● What the exercise asks:
All of the material below is to be repeated exactly.

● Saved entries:
══════════════════════════════
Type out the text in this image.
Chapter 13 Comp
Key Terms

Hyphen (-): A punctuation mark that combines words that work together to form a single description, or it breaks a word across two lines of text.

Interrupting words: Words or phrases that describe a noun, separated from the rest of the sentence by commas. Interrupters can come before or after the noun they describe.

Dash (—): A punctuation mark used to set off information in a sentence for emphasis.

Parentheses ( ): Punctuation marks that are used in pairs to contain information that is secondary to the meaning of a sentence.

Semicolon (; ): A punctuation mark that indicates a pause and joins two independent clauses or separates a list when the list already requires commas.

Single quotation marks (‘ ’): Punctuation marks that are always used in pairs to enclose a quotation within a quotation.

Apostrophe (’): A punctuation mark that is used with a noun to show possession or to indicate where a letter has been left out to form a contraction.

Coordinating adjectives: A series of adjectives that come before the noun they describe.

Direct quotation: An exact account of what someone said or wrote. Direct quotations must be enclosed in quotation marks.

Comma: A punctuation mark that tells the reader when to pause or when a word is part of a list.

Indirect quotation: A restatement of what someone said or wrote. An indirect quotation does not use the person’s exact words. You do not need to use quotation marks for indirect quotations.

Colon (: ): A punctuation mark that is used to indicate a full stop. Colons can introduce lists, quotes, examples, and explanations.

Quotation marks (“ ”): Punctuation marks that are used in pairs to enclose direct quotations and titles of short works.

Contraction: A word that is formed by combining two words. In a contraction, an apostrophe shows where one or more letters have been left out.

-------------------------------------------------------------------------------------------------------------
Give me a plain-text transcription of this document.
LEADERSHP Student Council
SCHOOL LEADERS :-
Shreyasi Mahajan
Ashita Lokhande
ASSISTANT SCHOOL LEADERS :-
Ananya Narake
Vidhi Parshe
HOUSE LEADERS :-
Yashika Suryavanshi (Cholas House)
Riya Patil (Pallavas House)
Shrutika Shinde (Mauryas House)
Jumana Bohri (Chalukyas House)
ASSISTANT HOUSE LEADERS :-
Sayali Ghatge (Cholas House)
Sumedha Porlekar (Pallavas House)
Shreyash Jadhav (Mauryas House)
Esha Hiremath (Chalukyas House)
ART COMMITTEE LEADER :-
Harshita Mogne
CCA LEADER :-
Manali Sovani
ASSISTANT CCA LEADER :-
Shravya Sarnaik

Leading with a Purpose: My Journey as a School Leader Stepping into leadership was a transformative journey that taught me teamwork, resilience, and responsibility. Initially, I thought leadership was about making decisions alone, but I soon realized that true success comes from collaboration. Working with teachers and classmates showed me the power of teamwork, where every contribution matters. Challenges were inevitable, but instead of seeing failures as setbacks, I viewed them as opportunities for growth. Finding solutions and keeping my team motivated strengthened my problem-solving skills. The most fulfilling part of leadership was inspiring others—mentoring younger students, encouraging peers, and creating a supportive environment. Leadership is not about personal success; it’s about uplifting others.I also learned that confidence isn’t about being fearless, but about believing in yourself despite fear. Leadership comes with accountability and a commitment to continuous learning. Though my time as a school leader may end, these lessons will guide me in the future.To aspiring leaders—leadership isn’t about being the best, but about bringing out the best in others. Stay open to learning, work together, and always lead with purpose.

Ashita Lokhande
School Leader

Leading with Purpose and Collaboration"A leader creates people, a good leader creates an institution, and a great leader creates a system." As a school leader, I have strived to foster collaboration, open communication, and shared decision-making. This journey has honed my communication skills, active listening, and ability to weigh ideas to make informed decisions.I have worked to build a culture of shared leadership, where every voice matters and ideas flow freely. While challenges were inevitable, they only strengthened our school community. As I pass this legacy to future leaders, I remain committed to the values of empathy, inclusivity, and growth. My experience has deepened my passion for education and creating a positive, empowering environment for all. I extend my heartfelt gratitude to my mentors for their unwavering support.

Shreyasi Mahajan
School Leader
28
══════════════════════════════
● Answer:
Type out the text in this image.
Chapter 13 Comp
Key Terms

Hyphen (-): A punctuation mark that combines words that work together to form a single description, or it breaks a word across two lines of text.

Interrupting words: Words or phrases that describe a noun, separated from the rest of the sentence by commas. Interrupters can come before or after the noun they describe.

Dash (—): A punctuation mark used to set off information in a sentence for emphasis.

Parentheses ( ): Punctuation marks that are used in pairs to contain information that is secondary to the meaning of a sentence.

Semicolon (; ): A punctuation mark that indicates a pause and joins two independent clauses or separates a list when the list already requires commas.

Single quotation marks (‘ ’): Punctuation marks that are always used in pairs to enclose a quotation within a quotation.

Apostrophe (’): A punctuation mark that is used with a noun to show possession or to indicate where a letter has been left out to form a contraction.

Coordinating adjectives: A series of adjectives that come before the noun they describe.

Direct quotation: An exact account of what someone said or wrote. Direct quotations must be enclosed in quotation marks.

Comma: A punctuation mark that tells the reader when to pause or when a word is part of a list.

Indirect quotation: A restatement of what someone said or wrote. An indirect quotation does not use the person’s exact words. You do not need to use quotation marks for indirect quotations.

Colon (: ): A punctuation mark that is used to indicate a full stop. Colons can introduce lists, quotes, examples, and explanations.

Quotation marks (“ ”): Punctuation marks that are used in pairs to enclose direct quotations and titles of short works.

Contraction: A word that is formed by combining two words. In a contraction, an apostrophe shows where one or more letters have been left out.

-------------------------------------------------------------------------------------------------------------
Give me a plain-text transcription of this document.
LEADERSHP Student Council
SCHOOL LEADERS :-
Shreyasi Mahajan
Ashita Lokhande
ASSISTANT SCHOOL LEADERS :-
Ananya Narake
Vidhi Parshe
HOUSE LEADERS :-
Yashika Suryavanshi (Cholas House)
Riya Patil (Pallavas House)
Shrutika Shinde (Mauryas House)
Jumana Bohri (Chalukyas House)
ASSISTANT HOUSE LEADERS :-
Sayali Ghatge (Cholas House)
Sumedha Porlekar (Pallavas House)
Shreyash Jadhav (Mauryas House)
Esha Hiremath (Chalukyas House)
ART COMMITTEE LEADER :-
Harshita Mogne
CCA LEADER :-
Manali Sovani
ASSISTANT CCA LEADER :-
Shravya Sarnaik

Leading with a Purpose: My Journey as a School Leader Stepping into leadership was a transformative journey that taught me teamwork, resilience, and responsibility. Initially, I thought leadership was about making decisions alone, but I soon realized that true success comes from collaboration. Working with teachers and classmates showed me the power of teamwork, where every contribution matters. Challenges were inevitable, but instead of seeing failures as setbacks, I viewed them as opportunities for growth. Finding solutions and keeping my team motivated strengthened my problem-solving skills. The most fulfilling part of leadership was inspiring others—mentoring younger students, encouraging peers, and creating a supportive environment. Leadership is not about personal success; it’s about uplifting others.I also learned that confidence isn’t about being fearless, but about believing in yourself despite fear. Leadership comes with accountability and a commitment to continuous learning. Though my time as a school leader may end, these lessons will guide me in the future.To aspiring leaders—leadership isn’t about being the best, but about bringing out the best in others. Stay open to learning, work together, and always lead with purpose.

Ashita Lokhande
School Leader

Leading with Purpose and Collaboration"A leader creates people, a good leader creates an institution, and a great leader creates a system." As a school leader, I have strived to foster collaboration, open communication, and shared decision-making. This journey has honed my communication skills, active listening, and ability to weigh ideas to make informed decisions.I have worked to build a culture of shared leadership, where every voice matters and ideas flow freely. While challenges were inevitable, they only strengthened our school community. As I pass this legacy to future leaders, I remain committed to the values of empathy, inclusivity, and growth. My experience has deepened my passion for education and creating a positive, empowering environment for all. I extend my heartfelt gratitude to my mentors for their unwavering support.

Shreyasi Mahajan
School Leader
28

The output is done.